Given instruction:
Locate the word "JSON" in the data below, then copy every line that holds it.

Listed records:
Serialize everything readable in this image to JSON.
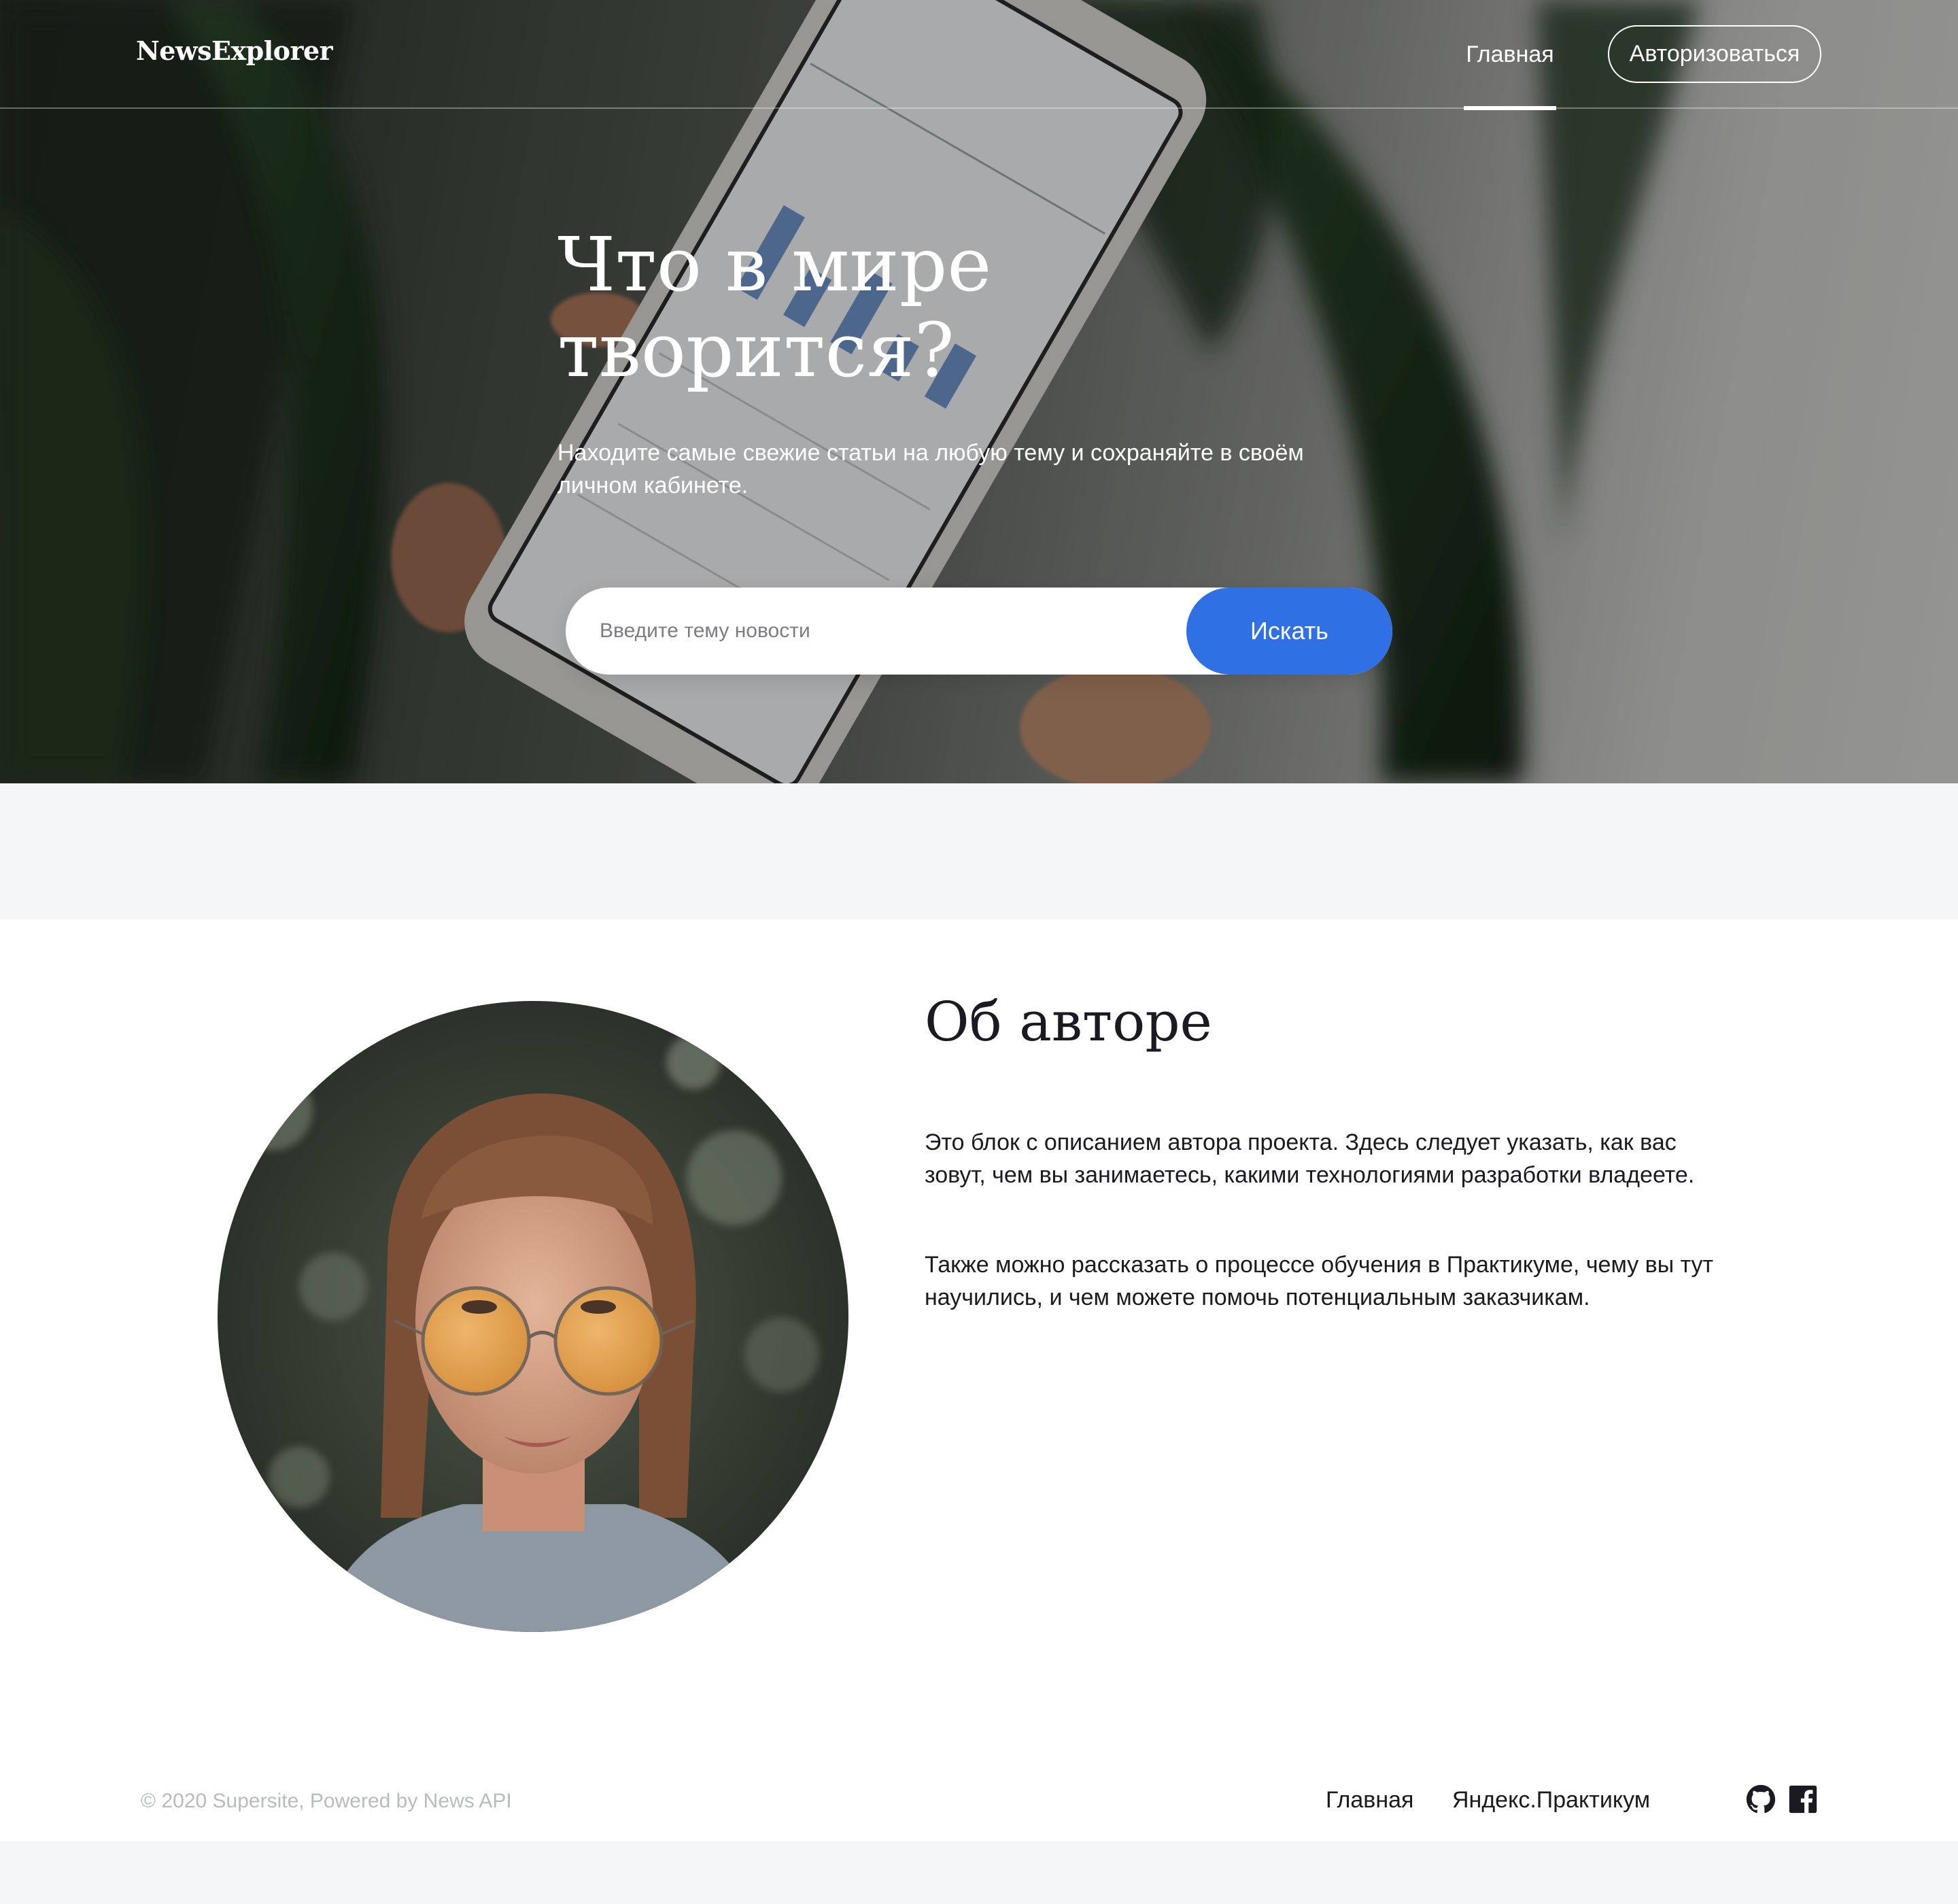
{
  "header": {
    "logo": "NewsExplorer",
    "nav_home": "Главная",
    "nav_auth": "Авторизоваться"
  },
  "hero": {
    "title_line1": "Что в мире",
    "title_line2": "творится?",
    "subtitle": "Находите самые свежие статьи на любую тему и сохраняйте в своём личном кабинете.",
    "search_placeholder": "Введите тему новости",
    "search_button": "Искать"
  },
  "about": {
    "title": "Об авторе",
    "paragraph1": "Это блок с описанием автора проекта. Здесь следует указать, как вас зовут, чем вы занимаетесь, какими технологиями разработки владеете.",
    "paragraph2": "Также можно рассказать о процессе обучения в Практикуме, чему вы тут научились, и чем можете помочь потенциальным заказчикам."
  },
  "footer": {
    "copyright": "© 2020 Supersite, Powered by News API",
    "link_home": "Главная",
    "link_practicum": "Яндекс.Практикум",
    "icons": [
      "github-icon",
      "facebook-icon"
    ]
  },
  "colors": {
    "accent": "#2f71e5",
    "text": "#1a1b22",
    "muted": "#b6bcbf",
    "page_bg": "#f5f6f7"
  }
}
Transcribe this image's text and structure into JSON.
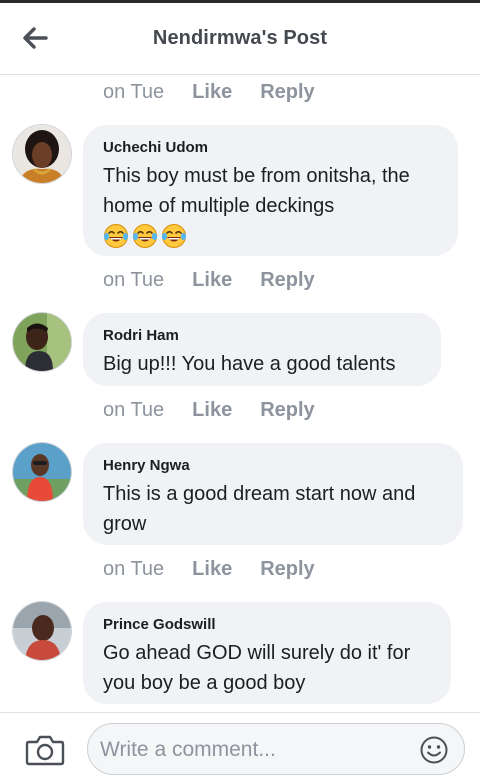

Worked solution:
Serialize everything readable in this image to JSON.
Transcribe this image's text and structure into JSON.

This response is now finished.